**What to produce**: Type out every line below exactly as it reads.

(Excerpt from a dataset)
——————

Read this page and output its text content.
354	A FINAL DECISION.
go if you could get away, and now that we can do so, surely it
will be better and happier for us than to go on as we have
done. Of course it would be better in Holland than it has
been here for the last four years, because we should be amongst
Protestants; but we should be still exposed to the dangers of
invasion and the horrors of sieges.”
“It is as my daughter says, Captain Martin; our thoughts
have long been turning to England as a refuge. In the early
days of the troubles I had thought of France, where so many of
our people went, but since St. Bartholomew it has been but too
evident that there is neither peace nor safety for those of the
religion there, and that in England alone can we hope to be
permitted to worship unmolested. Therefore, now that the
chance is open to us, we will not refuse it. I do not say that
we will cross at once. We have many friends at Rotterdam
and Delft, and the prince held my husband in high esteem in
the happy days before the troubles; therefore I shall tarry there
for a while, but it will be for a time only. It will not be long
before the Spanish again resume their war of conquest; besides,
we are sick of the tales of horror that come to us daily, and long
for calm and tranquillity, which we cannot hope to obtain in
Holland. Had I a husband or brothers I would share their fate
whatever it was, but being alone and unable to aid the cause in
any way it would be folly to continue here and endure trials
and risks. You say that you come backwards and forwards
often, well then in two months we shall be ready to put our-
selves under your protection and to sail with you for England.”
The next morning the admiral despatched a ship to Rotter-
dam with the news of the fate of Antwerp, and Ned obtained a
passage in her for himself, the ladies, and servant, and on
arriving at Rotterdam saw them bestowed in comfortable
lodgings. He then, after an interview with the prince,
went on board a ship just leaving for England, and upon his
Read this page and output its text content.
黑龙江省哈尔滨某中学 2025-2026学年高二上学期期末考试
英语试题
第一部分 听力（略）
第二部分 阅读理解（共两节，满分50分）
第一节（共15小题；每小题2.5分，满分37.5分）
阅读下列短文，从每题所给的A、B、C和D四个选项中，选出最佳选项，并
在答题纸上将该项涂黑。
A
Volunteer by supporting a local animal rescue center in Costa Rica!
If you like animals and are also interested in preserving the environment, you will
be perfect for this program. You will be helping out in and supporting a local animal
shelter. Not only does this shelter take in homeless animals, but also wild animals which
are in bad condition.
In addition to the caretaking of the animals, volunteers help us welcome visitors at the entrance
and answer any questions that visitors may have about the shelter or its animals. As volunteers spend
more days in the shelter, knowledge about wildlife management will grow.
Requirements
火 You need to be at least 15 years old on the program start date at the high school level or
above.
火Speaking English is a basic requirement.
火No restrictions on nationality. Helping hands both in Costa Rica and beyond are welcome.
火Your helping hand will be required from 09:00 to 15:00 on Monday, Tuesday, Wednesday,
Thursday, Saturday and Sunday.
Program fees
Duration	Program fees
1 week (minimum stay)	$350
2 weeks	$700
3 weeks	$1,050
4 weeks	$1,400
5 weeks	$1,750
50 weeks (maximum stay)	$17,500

——————

**Solved exercise**:
Read this page and output its text content.
354	A FINAL DECISION.
go if you could get away, and now that we can do so, surely it
will be better and happier for us than to go on as we have
done. Of course it would be better in Holland than it has
been here for the last four years, because we should be amongst
Protestants; but we should be still exposed to the dangers of
invasion and the horrors of sieges.”
“It is as my daughter says, Captain Martin; our thoughts
have long been turning to England as a refuge. In the early
days of the troubles I had thought of France, where so many of
our people went, but since St. Bartholomew it has been but too
evident that there is neither peace nor safety for those of the
religion there, and that in England alone can we hope to be
permitted to worship unmolested. Therefore, now that the
chance is open to us, we will not refuse it. I do not say that
we will cross at once. We have many friends at Rotterdam
and Delft, and the prince held my husband in high esteem in
the happy days before the troubles; therefore I shall tarry there
for a while, but it will be for a time only. It will not be long
before the Spanish again resume their war of conquest; besides,
we are sick of the tales of horror that come to us daily, and long
for calm and tranquillity, which we cannot hope to obtain in
Holland. Had I a husband or brothers I would share their fate
whatever it was, but being alone and unable to aid the cause in
any way it would be folly to continue here and endure trials
and risks. You say that you come backwards and forwards
often, well then in two months we shall be ready to put our-
selves under your protection and to sail with you for England.”
The next morning the admiral despatched a ship to Rotter-
dam with the news of the fate of Antwerp, and Ned obtained a
passage in her for himself, the ladies, and servant, and on
arriving at Rotterdam saw them bestowed in comfortable
lodgings. He then, after an interview with the prince,
went on board a ship just leaving for England, and upon his
Read this page and output its text content.
黑龙江省哈尔滨某中学 2025-2026学年高二上学期期末考试
英语试题
第一部分 听力（略）
第二部分 阅读理解（共两节，满分50分）
第一节（共15小题；每小题2.5分，满分37.5分）
阅读下列短文，从每题所给的A、B、C和D四个选项中，选出最佳选项，并
在答题纸上将该项涂黑。
A
Volunteer by supporting a local animal rescue center in Costa Rica!
If you like animals and are also interested in preserving the environment, you will
be perfect for this program. You will be helping out in and supporting a local animal
shelter. Not only does this shelter take in homeless animals, but also wild animals which
are in bad condition.
In addition to the caretaking of the animals, volunteers help us welcome visitors at the entrance
and answer any questions that visitors may have about the shelter or its animals. As volunteers spend
more days in the shelter, knowledge about wildlife management will grow.
Requirements
火 You need to be at least 15 years old on the program start date at the high school level or
above.
火Speaking English is a basic requirement.
火No restrictions on nationality. Helping hands both in Costa Rica and beyond are welcome.
火Your helping hand will be required from 09:00 to 15:00 on Monday, Tuesday, Wednesday,
Thursday, Saturday and Sunday.
Program fees
Duration	Program fees
1 week (minimum stay)	$350
2 weeks	$700
3 weeks	$1,050
4 weeks	$1,400
5 weeks	$1,750
50 weeks (maximum stay)	$17,500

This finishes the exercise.